▸ **EXERCISE PROMPT**: State how many lines of the data contain the word "horizontal", and write nothing besides the number.

------------------------------------------------------------

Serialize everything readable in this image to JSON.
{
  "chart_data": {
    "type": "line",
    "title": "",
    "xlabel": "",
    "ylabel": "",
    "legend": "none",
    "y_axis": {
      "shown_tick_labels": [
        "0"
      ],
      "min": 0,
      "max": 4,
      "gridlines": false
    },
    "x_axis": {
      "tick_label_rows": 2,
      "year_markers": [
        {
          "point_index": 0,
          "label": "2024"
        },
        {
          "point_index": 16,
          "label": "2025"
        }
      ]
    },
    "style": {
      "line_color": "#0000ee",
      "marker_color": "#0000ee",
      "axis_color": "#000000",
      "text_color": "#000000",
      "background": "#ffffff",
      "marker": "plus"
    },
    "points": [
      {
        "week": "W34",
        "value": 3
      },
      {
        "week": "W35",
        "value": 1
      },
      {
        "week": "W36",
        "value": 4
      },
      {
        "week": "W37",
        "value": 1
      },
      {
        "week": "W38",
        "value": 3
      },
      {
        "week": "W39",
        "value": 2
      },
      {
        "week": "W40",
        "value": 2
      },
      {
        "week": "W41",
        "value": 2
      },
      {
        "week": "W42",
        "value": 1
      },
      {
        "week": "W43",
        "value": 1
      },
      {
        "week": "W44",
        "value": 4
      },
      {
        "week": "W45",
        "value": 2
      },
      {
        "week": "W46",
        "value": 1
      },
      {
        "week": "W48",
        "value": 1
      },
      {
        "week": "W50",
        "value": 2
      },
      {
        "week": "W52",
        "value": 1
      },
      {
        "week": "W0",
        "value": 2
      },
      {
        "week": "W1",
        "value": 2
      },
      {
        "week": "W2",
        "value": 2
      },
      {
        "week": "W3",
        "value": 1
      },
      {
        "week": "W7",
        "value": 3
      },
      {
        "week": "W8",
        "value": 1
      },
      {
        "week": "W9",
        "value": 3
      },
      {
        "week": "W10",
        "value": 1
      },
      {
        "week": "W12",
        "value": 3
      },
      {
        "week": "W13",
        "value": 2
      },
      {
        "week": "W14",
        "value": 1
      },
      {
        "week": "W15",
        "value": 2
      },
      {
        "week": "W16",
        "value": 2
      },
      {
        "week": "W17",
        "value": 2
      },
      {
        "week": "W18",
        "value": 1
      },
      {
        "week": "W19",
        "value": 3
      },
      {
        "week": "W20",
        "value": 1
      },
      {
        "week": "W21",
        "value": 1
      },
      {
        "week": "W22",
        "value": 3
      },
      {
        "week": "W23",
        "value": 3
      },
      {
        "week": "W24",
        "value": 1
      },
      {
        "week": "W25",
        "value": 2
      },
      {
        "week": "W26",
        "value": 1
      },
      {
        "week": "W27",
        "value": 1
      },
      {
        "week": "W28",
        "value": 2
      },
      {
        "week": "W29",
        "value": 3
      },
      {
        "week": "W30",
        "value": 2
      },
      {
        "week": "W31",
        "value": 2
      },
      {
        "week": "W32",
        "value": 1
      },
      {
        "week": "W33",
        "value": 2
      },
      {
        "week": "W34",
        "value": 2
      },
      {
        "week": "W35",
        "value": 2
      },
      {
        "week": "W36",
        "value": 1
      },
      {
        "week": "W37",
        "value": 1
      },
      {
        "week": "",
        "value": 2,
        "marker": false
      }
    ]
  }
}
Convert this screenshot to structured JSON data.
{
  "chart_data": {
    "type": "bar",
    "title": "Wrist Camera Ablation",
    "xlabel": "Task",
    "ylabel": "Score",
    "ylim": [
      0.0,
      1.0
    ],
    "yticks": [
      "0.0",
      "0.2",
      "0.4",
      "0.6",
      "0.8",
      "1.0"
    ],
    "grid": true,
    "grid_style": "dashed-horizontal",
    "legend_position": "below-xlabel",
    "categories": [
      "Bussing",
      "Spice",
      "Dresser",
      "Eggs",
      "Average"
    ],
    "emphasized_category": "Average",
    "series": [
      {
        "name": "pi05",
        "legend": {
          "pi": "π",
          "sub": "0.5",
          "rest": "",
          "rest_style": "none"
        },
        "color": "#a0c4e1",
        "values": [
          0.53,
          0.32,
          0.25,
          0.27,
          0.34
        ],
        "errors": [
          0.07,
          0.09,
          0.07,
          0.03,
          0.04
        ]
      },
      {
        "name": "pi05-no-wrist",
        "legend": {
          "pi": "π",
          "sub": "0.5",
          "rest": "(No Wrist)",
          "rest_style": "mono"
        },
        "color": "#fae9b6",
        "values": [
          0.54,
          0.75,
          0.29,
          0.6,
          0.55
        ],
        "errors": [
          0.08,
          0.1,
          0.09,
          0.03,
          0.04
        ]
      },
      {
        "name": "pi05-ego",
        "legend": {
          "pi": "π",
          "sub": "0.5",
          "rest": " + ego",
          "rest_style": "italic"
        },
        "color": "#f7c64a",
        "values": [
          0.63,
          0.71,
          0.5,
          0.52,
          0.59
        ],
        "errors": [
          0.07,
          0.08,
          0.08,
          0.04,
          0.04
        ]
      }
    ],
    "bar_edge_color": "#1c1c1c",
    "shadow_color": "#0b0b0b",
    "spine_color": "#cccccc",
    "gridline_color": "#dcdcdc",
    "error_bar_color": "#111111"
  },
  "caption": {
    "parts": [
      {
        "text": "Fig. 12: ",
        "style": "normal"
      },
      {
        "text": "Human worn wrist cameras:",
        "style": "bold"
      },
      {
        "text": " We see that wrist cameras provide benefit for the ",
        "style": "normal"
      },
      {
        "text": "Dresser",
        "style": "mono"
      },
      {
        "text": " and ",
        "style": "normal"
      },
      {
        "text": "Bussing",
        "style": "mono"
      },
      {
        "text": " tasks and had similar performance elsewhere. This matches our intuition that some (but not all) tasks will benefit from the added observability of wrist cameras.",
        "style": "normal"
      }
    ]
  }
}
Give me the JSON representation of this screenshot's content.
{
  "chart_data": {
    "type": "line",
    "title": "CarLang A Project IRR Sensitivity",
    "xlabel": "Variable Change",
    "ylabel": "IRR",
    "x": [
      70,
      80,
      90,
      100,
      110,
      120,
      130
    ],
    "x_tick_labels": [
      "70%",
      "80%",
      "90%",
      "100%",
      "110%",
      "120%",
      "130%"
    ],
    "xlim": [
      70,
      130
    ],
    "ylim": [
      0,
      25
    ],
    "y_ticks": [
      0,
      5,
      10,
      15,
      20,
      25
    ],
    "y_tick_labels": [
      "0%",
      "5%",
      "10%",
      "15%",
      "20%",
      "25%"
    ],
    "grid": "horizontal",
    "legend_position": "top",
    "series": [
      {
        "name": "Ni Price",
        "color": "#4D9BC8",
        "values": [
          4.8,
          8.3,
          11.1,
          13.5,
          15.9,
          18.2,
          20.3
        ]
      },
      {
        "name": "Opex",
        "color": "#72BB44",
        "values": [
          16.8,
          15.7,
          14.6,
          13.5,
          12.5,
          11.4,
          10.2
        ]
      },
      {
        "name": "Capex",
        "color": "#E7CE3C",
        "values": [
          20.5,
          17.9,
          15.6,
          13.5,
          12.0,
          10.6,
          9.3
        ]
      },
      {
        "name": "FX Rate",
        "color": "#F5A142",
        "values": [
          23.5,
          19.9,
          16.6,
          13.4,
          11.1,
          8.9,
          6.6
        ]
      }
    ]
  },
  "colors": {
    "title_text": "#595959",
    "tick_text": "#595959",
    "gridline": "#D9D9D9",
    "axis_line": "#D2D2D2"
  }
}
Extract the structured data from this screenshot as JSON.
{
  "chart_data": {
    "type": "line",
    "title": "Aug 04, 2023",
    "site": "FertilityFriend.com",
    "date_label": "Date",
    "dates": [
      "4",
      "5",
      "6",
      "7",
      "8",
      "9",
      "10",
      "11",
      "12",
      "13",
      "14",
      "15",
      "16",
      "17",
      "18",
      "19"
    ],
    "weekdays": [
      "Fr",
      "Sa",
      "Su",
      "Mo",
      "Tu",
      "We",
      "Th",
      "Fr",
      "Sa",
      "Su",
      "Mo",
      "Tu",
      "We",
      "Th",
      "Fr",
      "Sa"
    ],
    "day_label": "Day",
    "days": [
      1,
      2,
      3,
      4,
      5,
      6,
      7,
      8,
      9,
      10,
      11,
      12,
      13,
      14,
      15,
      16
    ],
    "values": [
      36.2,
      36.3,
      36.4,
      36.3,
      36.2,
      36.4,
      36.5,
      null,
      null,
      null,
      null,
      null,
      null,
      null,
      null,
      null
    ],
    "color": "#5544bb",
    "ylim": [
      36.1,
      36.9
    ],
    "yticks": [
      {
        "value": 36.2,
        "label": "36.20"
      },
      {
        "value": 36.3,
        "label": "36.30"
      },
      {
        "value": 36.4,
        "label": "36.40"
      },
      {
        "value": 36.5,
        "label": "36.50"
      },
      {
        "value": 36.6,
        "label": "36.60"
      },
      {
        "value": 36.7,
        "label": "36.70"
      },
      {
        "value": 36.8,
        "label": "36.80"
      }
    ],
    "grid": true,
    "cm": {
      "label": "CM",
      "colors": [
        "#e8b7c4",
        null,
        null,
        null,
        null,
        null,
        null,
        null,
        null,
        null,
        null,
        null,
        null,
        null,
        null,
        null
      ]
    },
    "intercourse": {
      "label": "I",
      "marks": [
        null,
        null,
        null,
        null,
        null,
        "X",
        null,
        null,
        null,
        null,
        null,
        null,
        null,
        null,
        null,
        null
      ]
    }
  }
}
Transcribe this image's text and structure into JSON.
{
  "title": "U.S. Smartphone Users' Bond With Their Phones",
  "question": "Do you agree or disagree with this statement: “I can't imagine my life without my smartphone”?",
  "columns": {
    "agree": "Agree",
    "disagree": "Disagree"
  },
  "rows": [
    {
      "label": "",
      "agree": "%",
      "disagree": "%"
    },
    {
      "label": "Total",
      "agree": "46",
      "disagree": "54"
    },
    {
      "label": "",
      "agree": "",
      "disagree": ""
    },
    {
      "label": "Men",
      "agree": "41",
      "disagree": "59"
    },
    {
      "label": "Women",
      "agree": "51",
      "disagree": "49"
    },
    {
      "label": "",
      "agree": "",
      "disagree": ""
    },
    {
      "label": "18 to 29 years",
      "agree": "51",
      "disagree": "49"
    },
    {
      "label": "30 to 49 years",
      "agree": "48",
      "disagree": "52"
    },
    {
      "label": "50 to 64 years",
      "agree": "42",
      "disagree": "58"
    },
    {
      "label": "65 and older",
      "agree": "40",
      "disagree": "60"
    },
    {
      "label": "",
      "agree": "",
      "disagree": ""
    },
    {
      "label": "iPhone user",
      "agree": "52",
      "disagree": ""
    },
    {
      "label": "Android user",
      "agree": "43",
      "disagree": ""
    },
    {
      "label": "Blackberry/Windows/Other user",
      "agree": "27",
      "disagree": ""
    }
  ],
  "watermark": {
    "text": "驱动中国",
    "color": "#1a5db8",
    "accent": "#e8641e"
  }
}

------------------------------------------------------------

▸ **CORRECT RESULT**: 2